WHAT IS EXPECTED | Every entry needs to be repeated exactly, with nothing left out.

Document page transcription items
━━━━━━

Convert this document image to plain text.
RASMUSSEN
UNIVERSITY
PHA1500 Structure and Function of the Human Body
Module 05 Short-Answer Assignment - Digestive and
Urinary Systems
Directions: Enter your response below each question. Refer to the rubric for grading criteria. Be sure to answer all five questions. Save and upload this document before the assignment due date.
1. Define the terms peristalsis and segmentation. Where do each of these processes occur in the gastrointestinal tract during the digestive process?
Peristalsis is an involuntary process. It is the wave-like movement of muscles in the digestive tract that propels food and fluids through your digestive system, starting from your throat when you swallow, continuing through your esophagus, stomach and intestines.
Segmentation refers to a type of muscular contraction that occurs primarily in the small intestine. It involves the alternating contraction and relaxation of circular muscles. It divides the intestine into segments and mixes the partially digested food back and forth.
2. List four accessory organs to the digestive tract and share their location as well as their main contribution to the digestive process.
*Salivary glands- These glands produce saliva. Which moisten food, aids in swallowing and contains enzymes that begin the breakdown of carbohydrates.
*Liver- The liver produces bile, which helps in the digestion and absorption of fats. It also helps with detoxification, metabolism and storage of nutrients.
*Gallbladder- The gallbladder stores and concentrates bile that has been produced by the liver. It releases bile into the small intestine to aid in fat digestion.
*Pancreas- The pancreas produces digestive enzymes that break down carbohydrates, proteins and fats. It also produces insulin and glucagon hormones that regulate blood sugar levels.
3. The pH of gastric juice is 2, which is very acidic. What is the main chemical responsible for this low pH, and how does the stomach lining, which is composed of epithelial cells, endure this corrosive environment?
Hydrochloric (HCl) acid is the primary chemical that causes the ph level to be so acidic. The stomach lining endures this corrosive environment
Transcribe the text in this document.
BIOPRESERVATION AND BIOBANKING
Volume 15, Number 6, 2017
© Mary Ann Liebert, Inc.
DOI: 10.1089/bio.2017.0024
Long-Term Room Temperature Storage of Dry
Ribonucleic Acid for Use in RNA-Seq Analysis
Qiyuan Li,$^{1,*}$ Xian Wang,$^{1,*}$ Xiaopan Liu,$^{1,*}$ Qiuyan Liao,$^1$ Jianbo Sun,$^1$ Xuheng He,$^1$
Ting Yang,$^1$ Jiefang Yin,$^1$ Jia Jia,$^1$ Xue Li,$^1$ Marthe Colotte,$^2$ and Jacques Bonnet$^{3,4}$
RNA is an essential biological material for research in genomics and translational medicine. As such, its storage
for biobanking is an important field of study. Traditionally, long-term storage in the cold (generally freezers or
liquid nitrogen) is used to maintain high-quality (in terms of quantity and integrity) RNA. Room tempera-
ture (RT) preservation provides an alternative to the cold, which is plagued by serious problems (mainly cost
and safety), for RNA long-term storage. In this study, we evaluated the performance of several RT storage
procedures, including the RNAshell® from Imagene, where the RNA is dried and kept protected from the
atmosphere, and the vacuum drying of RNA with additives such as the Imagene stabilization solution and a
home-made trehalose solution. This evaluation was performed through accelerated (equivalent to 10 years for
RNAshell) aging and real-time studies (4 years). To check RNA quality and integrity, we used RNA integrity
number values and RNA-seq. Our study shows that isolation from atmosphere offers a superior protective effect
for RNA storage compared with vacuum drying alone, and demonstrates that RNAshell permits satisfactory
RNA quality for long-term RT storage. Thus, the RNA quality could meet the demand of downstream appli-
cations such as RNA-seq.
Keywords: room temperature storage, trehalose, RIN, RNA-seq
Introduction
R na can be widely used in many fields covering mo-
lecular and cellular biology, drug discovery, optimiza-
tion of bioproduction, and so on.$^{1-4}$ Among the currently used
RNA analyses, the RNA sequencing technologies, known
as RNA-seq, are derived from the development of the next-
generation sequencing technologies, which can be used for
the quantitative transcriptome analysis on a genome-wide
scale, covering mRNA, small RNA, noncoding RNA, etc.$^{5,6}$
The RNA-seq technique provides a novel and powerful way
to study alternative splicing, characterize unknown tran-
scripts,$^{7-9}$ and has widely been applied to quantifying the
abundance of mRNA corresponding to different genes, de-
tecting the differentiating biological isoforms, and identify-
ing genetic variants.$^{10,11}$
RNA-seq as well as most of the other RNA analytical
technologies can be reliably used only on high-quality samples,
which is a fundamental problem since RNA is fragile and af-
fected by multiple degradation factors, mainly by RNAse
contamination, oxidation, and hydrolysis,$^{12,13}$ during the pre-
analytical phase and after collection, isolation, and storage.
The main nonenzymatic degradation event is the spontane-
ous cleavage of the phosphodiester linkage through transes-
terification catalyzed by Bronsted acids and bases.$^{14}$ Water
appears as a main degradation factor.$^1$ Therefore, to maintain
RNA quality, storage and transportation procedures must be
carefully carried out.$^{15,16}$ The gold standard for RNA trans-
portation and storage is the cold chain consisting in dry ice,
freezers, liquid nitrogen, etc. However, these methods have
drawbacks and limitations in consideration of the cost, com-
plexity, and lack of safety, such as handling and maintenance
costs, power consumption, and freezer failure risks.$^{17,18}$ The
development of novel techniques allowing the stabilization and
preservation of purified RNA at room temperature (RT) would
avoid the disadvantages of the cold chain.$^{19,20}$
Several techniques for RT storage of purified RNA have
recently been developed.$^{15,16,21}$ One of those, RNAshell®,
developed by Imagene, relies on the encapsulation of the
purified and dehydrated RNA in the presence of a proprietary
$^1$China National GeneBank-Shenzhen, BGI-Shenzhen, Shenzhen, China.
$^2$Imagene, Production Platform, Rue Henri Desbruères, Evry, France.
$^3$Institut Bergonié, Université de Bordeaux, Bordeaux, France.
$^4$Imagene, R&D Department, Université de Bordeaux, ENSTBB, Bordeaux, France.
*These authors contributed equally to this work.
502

━━━━━━

SOLUTION TO THIS PROBLEM |
Convert this document image to plain text.
RASMUSSEN
UNIVERSITY
PHA1500 Structure and Function of the Human Body
Module 05 Short-Answer Assignment - Digestive and
Urinary Systems
Directions: Enter your response below each question. Refer to the rubric for grading criteria. Be sure to answer all five questions. Save and upload this document before the assignment due date.
1. Define the terms peristalsis and segmentation. Where do each of these processes occur in the gastrointestinal tract during the digestive process?
Peristalsis is an involuntary process. It is the wave-like movement of muscles in the digestive tract that propels food and fluids through your digestive system, starting from your throat when you swallow, continuing through your esophagus, stomach and intestines.
Segmentation refers to a type of muscular contraction that occurs primarily in the small intestine. It involves the alternating contraction and relaxation of circular muscles. It divides the intestine into segments and mixes the partially digested food back and forth.
2. List four accessory organs to the digestive tract and share their location as well as their main contribution to the digestive process.
*Salivary glands- These glands produce saliva. Which moisten food, aids in swallowing and contains enzymes that begin the breakdown of carbohydrates.
*Liver- The liver produces bile, which helps in the digestion and absorption of fats. It also helps with detoxification, metabolism and storage of nutrients.
*Gallbladder- The gallbladder stores and concentrates bile that has been produced by the liver. It releases bile into the small intestine to aid in fat digestion.
*Pancreas- The pancreas produces digestive enzymes that break down carbohydrates, proteins and fats. It also produces insulin and glucagon hormones that regulate blood sugar levels.
3. The pH of gastric juice is 2, which is very acidic. What is the main chemical responsible for this low pH, and how does the stomach lining, which is composed of epithelial cells, endure this corrosive environment?
Hydrochloric (HCl) acid is the primary chemical that causes the ph level to be so acidic. The stomach lining endures this corrosive environment
Transcribe the text in this document.
BIOPRESERVATION AND BIOBANKING
Volume 15, Number 6, 2017
© Mary Ann Liebert, Inc.
DOI: 10.1089/bio.2017.0024
Long-Term Room Temperature Storage of Dry
Ribonucleic Acid for Use in RNA-Seq Analysis
Qiyuan Li,$^{1,*}$ Xian Wang,$^{1,*}$ Xiaopan Liu,$^{1,*}$ Qiuyan Liao,$^1$ Jianbo Sun,$^1$ Xuheng He,$^1$
Ting Yang,$^1$ Jiefang Yin,$^1$ Jia Jia,$^1$ Xue Li,$^1$ Marthe Colotte,$^2$ and Jacques Bonnet$^{3,4}$
RNA is an essential biological material for research in genomics and translational medicine. As such, its storage
for biobanking is an important field of study. Traditionally, long-term storage in the cold (generally freezers or
liquid nitrogen) is used to maintain high-quality (in terms of quantity and integrity) RNA. Room tempera-
ture (RT) preservation provides an alternative to the cold, which is plagued by serious problems (mainly cost
and safety), for RNA long-term storage. In this study, we evaluated the performance of several RT storage
procedures, including the RNAshell® from Imagene, where the RNA is dried and kept protected from the
atmosphere, and the vacuum drying of RNA with additives such as the Imagene stabilization solution and a
home-made trehalose solution. This evaluation was performed through accelerated (equivalent to 10 years for
RNAshell) aging and real-time studies (4 years). To check RNA quality and integrity, we used RNA integrity
number values and RNA-seq. Our study shows that isolation from atmosphere offers a superior protective effect
for RNA storage compared with vacuum drying alone, and demonstrates that RNAshell permits satisfactory
RNA quality for long-term RT storage. Thus, the RNA quality could meet the demand of downstream appli-
cations such as RNA-seq.
Keywords: room temperature storage, trehalose, RIN, RNA-seq
Introduction
R na can be widely used in many fields covering mo-
lecular and cellular biology, drug discovery, optimiza-
tion of bioproduction, and so on.$^{1-4}$ Among the currently used
RNA analyses, the RNA sequencing technologies, known
as RNA-seq, are derived from the development of the next-
generation sequencing technologies, which can be used for
the quantitative transcriptome analysis on a genome-wide
scale, covering mRNA, small RNA, noncoding RNA, etc.$^{5,6}$
The RNA-seq technique provides a novel and powerful way
to study alternative splicing, characterize unknown tran-
scripts,$^{7-9}$ and has widely been applied to quantifying the
abundance of mRNA corresponding to different genes, de-
tecting the differentiating biological isoforms, and identify-
ing genetic variants.$^{10,11}$
RNA-seq as well as most of the other RNA analytical
technologies can be reliably used only on high-quality samples,
which is a fundamental problem since RNA is fragile and af-
fected by multiple degradation factors, mainly by RNAse
contamination, oxidation, and hydrolysis,$^{12,13}$ during the pre-
analytical phase and after collection, isolation, and storage.
The main nonenzymatic degradation event is the spontane-
ous cleavage of the phosphodiester linkage through transes-
terification catalyzed by Bronsted acids and bases.$^{14}$ Water
appears as a main degradation factor.$^1$ Therefore, to maintain
RNA quality, storage and transportation procedures must be
carefully carried out.$^{15,16}$ The gold standard for RNA trans-
portation and storage is the cold chain consisting in dry ice,
freezers, liquid nitrogen, etc. However, these methods have
drawbacks and limitations in consideration of the cost, com-
plexity, and lack of safety, such as handling and maintenance
costs, power consumption, and freezer failure risks.$^{17,18}$ The
development of novel techniques allowing the stabilization and
preservation of purified RNA at room temperature (RT) would
avoid the disadvantages of the cold chain.$^{19,20}$
Several techniques for RT storage of purified RNA have
recently been developed.$^{15,16,21}$ One of those, RNAshell®,
developed by Imagene, relies on the encapsulation of the
purified and dehydrated RNA in the presence of a proprietary
$^1$China National GeneBank-Shenzhen, BGI-Shenzhen, Shenzhen, China.
$^2$Imagene, Production Platform, Rue Henri Desbruères, Evry, France.
$^3$Institut Bergonié, Université de Bordeaux, Bordeaux, France.
$^4$Imagene, R&D Department, Université de Bordeaux, ENSTBB, Bordeaux, France.
*These authors contributed equally to this work.
502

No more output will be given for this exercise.